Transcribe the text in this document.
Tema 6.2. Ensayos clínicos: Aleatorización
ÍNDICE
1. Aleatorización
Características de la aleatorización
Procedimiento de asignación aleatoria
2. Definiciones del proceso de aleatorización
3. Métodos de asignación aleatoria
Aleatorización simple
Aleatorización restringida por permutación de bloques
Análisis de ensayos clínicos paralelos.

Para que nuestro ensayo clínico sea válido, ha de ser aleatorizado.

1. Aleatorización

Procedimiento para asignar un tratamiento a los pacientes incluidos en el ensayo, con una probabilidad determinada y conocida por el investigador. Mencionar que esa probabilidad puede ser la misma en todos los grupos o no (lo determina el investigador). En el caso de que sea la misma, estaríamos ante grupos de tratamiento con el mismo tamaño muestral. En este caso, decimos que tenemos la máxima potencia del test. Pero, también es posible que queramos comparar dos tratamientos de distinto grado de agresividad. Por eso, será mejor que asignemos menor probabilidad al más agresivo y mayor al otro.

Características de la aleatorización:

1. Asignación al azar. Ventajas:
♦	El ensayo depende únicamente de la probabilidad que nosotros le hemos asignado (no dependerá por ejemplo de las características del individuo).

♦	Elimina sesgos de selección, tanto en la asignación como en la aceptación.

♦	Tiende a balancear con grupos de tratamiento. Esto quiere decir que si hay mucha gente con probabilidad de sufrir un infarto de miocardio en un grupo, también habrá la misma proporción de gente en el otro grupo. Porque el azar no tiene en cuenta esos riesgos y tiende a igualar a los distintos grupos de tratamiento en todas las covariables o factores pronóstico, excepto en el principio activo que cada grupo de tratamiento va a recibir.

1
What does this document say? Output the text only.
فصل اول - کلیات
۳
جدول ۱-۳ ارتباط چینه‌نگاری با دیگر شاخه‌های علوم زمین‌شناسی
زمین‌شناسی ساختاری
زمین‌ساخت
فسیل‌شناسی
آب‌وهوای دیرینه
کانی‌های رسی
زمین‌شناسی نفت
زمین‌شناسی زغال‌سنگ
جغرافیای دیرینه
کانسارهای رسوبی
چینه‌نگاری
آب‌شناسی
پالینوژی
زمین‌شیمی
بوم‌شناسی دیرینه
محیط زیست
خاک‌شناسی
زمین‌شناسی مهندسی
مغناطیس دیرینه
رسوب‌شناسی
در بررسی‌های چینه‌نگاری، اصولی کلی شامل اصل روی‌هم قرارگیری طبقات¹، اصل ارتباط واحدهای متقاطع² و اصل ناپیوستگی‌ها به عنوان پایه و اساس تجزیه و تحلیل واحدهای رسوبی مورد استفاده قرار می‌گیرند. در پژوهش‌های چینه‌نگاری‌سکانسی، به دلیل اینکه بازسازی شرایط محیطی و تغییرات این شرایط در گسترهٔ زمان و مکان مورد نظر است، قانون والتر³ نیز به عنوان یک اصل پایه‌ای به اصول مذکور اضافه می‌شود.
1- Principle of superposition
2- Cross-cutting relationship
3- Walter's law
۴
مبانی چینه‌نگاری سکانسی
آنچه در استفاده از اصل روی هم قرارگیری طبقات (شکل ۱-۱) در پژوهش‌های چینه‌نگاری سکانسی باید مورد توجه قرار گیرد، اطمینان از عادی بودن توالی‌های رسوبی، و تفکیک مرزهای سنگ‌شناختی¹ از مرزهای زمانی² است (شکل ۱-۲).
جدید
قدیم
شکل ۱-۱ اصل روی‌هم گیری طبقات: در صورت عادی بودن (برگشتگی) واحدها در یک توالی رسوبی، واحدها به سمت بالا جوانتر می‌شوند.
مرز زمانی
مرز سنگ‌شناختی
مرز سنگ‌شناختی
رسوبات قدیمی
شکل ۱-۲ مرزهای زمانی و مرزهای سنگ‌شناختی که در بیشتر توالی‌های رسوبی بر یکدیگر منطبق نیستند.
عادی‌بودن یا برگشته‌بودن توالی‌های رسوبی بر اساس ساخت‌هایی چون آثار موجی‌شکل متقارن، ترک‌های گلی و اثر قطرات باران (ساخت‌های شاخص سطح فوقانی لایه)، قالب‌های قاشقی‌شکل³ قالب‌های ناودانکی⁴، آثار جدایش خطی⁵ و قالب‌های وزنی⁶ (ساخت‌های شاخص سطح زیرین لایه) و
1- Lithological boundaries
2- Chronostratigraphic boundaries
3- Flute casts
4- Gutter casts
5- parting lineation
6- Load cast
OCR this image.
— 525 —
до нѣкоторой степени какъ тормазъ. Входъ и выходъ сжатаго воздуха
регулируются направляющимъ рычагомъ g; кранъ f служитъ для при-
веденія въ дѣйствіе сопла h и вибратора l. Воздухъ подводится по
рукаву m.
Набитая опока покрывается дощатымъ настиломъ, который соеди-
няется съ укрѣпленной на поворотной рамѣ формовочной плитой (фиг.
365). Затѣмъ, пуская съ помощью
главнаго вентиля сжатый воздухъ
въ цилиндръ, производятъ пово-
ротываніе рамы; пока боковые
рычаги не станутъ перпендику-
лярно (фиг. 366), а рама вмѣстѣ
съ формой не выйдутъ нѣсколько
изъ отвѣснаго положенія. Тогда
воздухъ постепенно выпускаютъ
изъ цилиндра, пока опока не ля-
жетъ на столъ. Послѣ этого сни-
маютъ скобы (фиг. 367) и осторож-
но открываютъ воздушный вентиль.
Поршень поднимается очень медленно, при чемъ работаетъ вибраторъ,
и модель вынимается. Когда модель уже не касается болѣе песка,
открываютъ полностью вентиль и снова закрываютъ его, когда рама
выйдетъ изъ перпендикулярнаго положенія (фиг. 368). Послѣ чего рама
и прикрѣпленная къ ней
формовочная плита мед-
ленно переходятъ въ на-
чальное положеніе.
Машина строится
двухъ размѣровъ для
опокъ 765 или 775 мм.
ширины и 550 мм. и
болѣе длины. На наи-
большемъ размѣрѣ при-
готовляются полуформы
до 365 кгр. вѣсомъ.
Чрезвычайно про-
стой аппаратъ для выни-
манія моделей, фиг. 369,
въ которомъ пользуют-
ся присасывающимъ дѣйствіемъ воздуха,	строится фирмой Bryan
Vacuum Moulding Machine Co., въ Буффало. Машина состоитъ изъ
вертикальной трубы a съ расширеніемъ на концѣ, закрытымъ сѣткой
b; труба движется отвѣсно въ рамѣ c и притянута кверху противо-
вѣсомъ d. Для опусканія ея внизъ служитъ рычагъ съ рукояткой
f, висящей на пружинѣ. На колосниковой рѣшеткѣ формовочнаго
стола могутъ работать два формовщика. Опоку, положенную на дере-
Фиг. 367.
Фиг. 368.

DIRECTIONS FOR THIS TASK
Say how many lines have the string "text" in them, offering no words beyond the number.

SOLUTION FOR THIS TASK
2